>> Start Supplied records

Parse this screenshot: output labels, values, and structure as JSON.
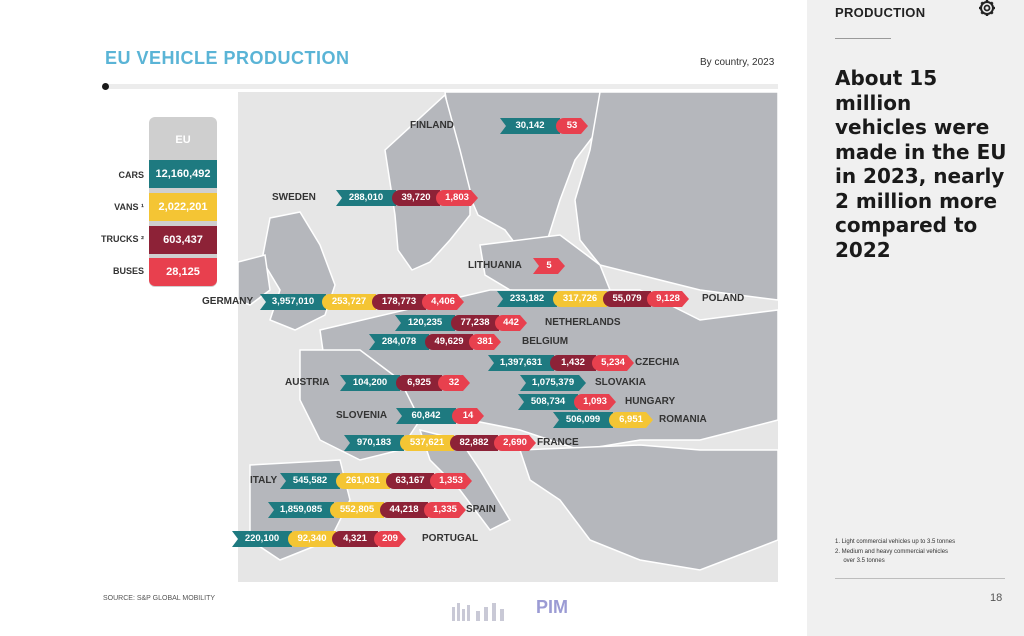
{
  "header": {
    "title": "EU VEHICLE PRODUCTION",
    "subtitle": "By country, 2023"
  },
  "side_panel": {
    "section_label": "PRODUCTION",
    "headline_lines": [
      "About 15 million",
      "vehicles were",
      "made in the EU",
      "in 2023, nearly",
      "2 million more",
      "compared to 2022"
    ],
    "footnotes": [
      "1.  Light commercial vehicles up to 3.5 tonnes",
      "2.  Medium and heavy commercial vehicles",
      "     over 3.5 tonnes"
    ],
    "page_number": "18"
  },
  "source": "SOURCE: S&P GLOBAL MOBILITY",
  "logo_text": "PIM",
  "colors": {
    "cars": "#1e7a80",
    "vans": "#f4c534",
    "trucks": "#8d2237",
    "buses": "#e8404e",
    "land": "#b5b7bc",
    "sea": "#e6e6e6",
    "title": "#5ab4d6"
  },
  "icons": [
    "gear-icon"
  ],
  "chart_data": {
    "type": "table",
    "title": "EU VEHICLE PRODUCTION",
    "subtitle": "By country, 2023",
    "categories": [
      "CARS",
      "VANS",
      "TRUCKS",
      "BUSES"
    ],
    "category_labels": [
      "CARS",
      "VANS ¹",
      "TRUCKS ²",
      "BUSES"
    ],
    "eu_total": {
      "label": "EU",
      "values": [
        "12,160,492",
        "2,022,201",
        "603,437",
        "28,125"
      ]
    },
    "countries": [
      {
        "name": "FINLAND",
        "values": {
          "cars": "30,142",
          "buses": "53"
        }
      },
      {
        "name": "SWEDEN",
        "values": {
          "cars": "288,010",
          "trucks": "39,720",
          "buses": "1,803"
        }
      },
      {
        "name": "LITHUANIA",
        "values": {
          "buses": "5"
        }
      },
      {
        "name": "GERMANY",
        "values": {
          "cars": "3,957,010",
          "vans": "253,727",
          "trucks": "178,773",
          "buses": "4,406"
        }
      },
      {
        "name": "POLAND",
        "values": {
          "cars": "233,182",
          "vans": "317,726",
          "trucks": "55,079",
          "buses": "9,128"
        }
      },
      {
        "name": "NETHERLANDS",
        "values": {
          "cars": "120,235",
          "trucks": "77,238",
          "buses": "442"
        }
      },
      {
        "name": "BELGIUM",
        "values": {
          "cars": "284,078",
          "trucks": "49,629",
          "buses": "381"
        }
      },
      {
        "name": "CZECHIA",
        "values": {
          "cars": "1,397,631",
          "trucks": "1,432",
          "buses": "5,234"
        }
      },
      {
        "name": "AUSTRIA",
        "values": {
          "cars": "104,200",
          "trucks": "6,925",
          "buses": "32"
        }
      },
      {
        "name": "SLOVAKIA",
        "values": {
          "cars": "1,075,379"
        }
      },
      {
        "name": "HUNGARY",
        "values": {
          "cars": "508,734",
          "buses": "1,093"
        }
      },
      {
        "name": "SLOVENIA",
        "values": {
          "cars": "60,842",
          "buses": "14"
        }
      },
      {
        "name": "ROMANIA",
        "values": {
          "cars": "506,099",
          "vans": "6,951"
        }
      },
      {
        "name": "FRANCE",
        "values": {
          "cars": "970,183",
          "vans": "537,621",
          "trucks": "82,882",
          "buses": "2,690"
        }
      },
      {
        "name": "ITALY",
        "values": {
          "cars": "545,582",
          "vans": "261,031",
          "trucks": "63,167",
          "buses": "1,353"
        }
      },
      {
        "name": "SPAIN",
        "values": {
          "cars": "1,859,085",
          "vans": "552,805",
          "trucks": "44,218",
          "buses": "1,335"
        }
      },
      {
        "name": "PORTUGAL",
        "values": {
          "cars": "220,100",
          "vans": "92,340",
          "trucks": "4,321",
          "buses": "209"
        }
      }
    ]
  }
}
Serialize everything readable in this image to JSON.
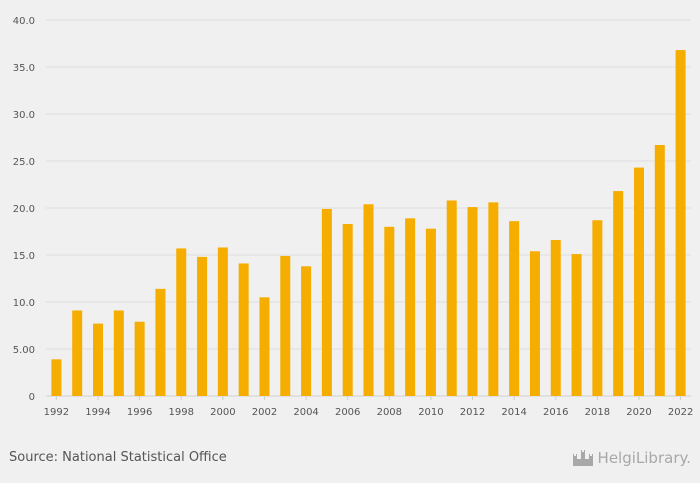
{
  "chart_data": {
    "type": "bar",
    "categories": [
      "1992",
      "1993",
      "1994",
      "1995",
      "1996",
      "1997",
      "1998",
      "1999",
      "2000",
      "2001",
      "2002",
      "2003",
      "2004",
      "2005",
      "2006",
      "2007",
      "2008",
      "2009",
      "2010",
      "2011",
      "2012",
      "2013",
      "2014",
      "2015",
      "2016",
      "2017",
      "2018",
      "2019",
      "2020",
      "2021",
      "2022"
    ],
    "values": [
      3.9,
      9.1,
      7.7,
      9.1,
      7.9,
      11.4,
      15.7,
      14.8,
      15.8,
      14.1,
      10.5,
      14.9,
      13.8,
      19.9,
      18.3,
      20.4,
      18.0,
      18.9,
      17.8,
      20.8,
      20.1,
      20.6,
      18.6,
      15.4,
      16.6,
      15.1,
      18.7,
      21.8,
      24.3,
      26.7,
      36.8
    ],
    "x_tick_labels": [
      "1992",
      "1994",
      "1996",
      "1998",
      "2000",
      "2002",
      "2004",
      "2006",
      "2008",
      "2010",
      "2012",
      "2014",
      "2016",
      "2018",
      "2020",
      "2022"
    ],
    "y_ticks": [
      0,
      5,
      10,
      15,
      20,
      25,
      30,
      35,
      40
    ],
    "y_tick_labels": [
      "0",
      "5.00",
      "10.0",
      "15.0",
      "20.0",
      "25.0",
      "30.0",
      "35.0",
      "40.0"
    ],
    "ylim": [
      0,
      40
    ],
    "grid": true,
    "bar_color": "#f5ad00",
    "background_color": "#f0f0f0",
    "title": "",
    "xlabel": "",
    "ylabel": ""
  },
  "footer": {
    "source": "Source: National Statistical Office",
    "brand": "HelgiLibrary."
  },
  "icons": {
    "brand_logo": "castle-icon"
  }
}
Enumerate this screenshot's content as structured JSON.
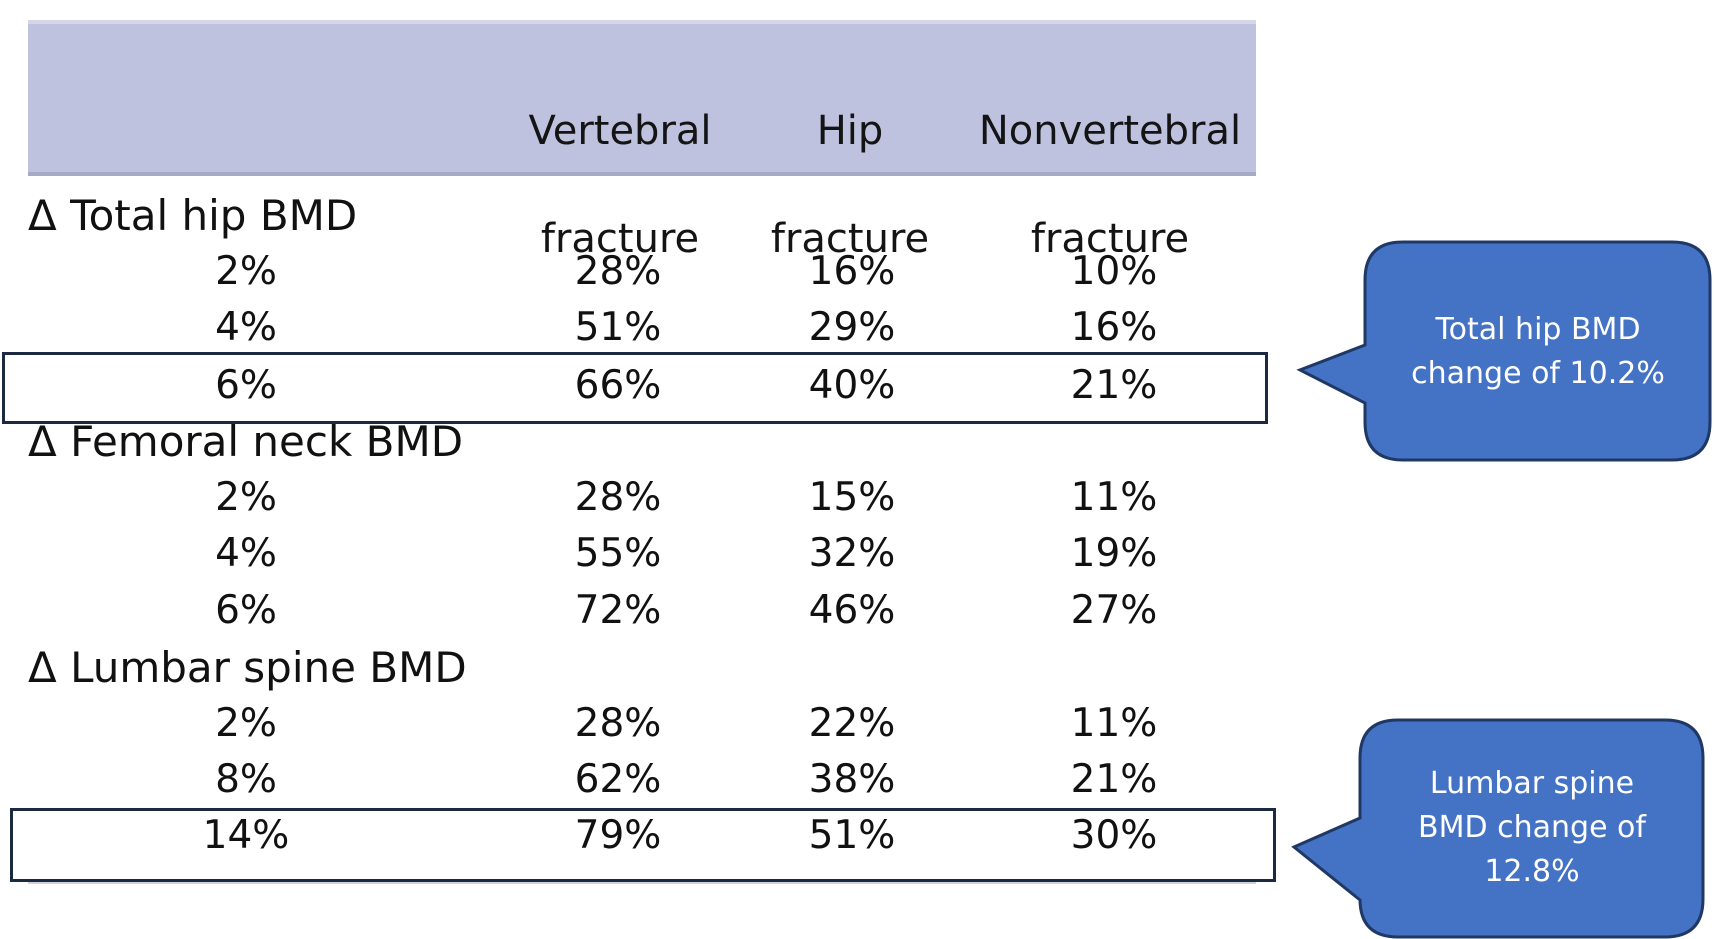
{
  "table": {
    "columns": [
      {
        "line1": "Vertebral",
        "line2": "fracture"
      },
      {
        "line1": "Hip",
        "line2": "fracture"
      },
      {
        "line1": "Nonvertebral",
        "line2": "fracture"
      }
    ],
    "sections": [
      {
        "label": "Δ Total hip BMD",
        "rows": [
          {
            "change": "2%",
            "vertebral": "28%",
            "hip": "16%",
            "nonvertebral": "10%"
          },
          {
            "change": "4%",
            "vertebral": "51%",
            "hip": "29%",
            "nonvertebral": "16%"
          },
          {
            "change": "6%",
            "vertebral": "66%",
            "hip": "40%",
            "nonvertebral": "21%"
          }
        ]
      },
      {
        "label": "Δ Femoral neck BMD",
        "rows": [
          {
            "change": "2%",
            "vertebral": "28%",
            "hip": "15%",
            "nonvertebral": "11%"
          },
          {
            "change": "4%",
            "vertebral": "55%",
            "hip": "32%",
            "nonvertebral": "19%"
          },
          {
            "change": "6%",
            "vertebral": "72%",
            "hip": "46%",
            "nonvertebral": "27%"
          }
        ]
      },
      {
        "label": "Δ Lumbar spine BMD",
        "rows": [
          {
            "change": "2%",
            "vertebral": "28%",
            "hip": "22%",
            "nonvertebral": "11%"
          },
          {
            "change": "8%",
            "vertebral": "62%",
            "hip": "38%",
            "nonvertebral": "21%"
          },
          {
            "change": "14%",
            "vertebral": "79%",
            "hip": "51%",
            "nonvertebral": "30%"
          }
        ]
      }
    ]
  },
  "callouts": [
    {
      "lines": [
        "Total hip BMD",
        "change of 10.2%"
      ]
    },
    {
      "lines": [
        "Lumbar spine",
        "BMD change of",
        "12.8%"
      ]
    }
  ],
  "colors": {
    "header_band": "#bfc2de",
    "callout_fill": "#4472c4",
    "callout_border": "#1f3864",
    "highlight_border": "#1b2a41"
  }
}
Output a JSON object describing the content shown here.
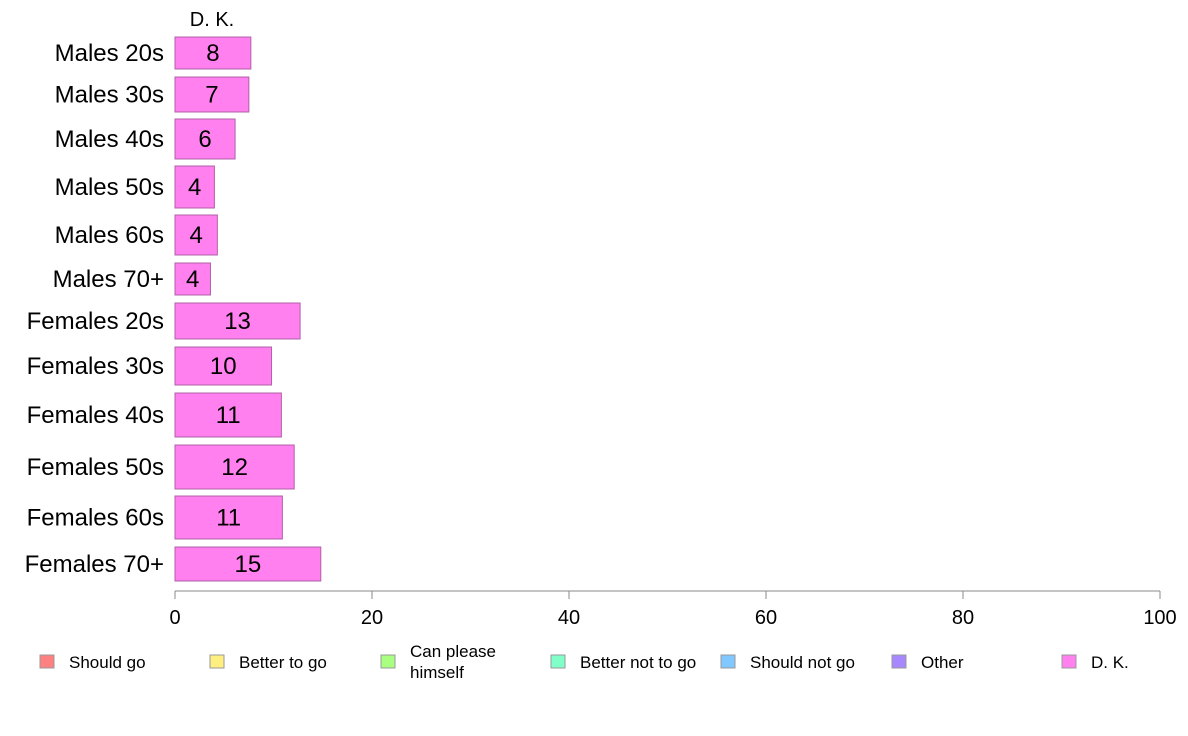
{
  "chart_data": {
    "type": "bar",
    "orientation": "horizontal",
    "stacked": true,
    "series_label": "D. K.",
    "categories": [
      "Males 20s",
      "Males 30s",
      "Males 40s",
      "Males 50s",
      "Males 60s",
      "Males 70+",
      "Females 20s",
      "Females 30s",
      "Females 40s",
      "Females 50s",
      "Females 60s",
      "Females 70+"
    ],
    "values": [
      7.7,
      7.5,
      6.1,
      4.0,
      4.3,
      3.6,
      12.7,
      9.8,
      10.8,
      12.1,
      10.9,
      14.8
    ],
    "value_labels": [
      "8",
      "7",
      "6",
      "4",
      "4",
      "4",
      "13",
      "10",
      "11",
      "12",
      "11",
      "15"
    ],
    "bar_color": "#FF80EE",
    "bar_border": "#B060A8",
    "xlim": [
      0,
      100
    ],
    "xticks": [
      0,
      20,
      40,
      60,
      80,
      100
    ],
    "grid": false,
    "legend_position": "bottom",
    "legend": [
      {
        "label": "Should go",
        "color": "#FF8080"
      },
      {
        "label": "Better to go",
        "color": "#FFEE80"
      },
      {
        "label": "Can please himself",
        "color": "#A8FF80"
      },
      {
        "label": "Better not to go",
        "color": "#80FFC8"
      },
      {
        "label": "Should not go",
        "color": "#80C8FF"
      },
      {
        "label": "Other",
        "color": "#A888FF"
      },
      {
        "label": "D. K.",
        "color": "#FF80EE"
      }
    ]
  }
}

>> End Supplied records

* Aim: Count the lines of these entries that hold the string "spine", and give only that number.

* In response: 2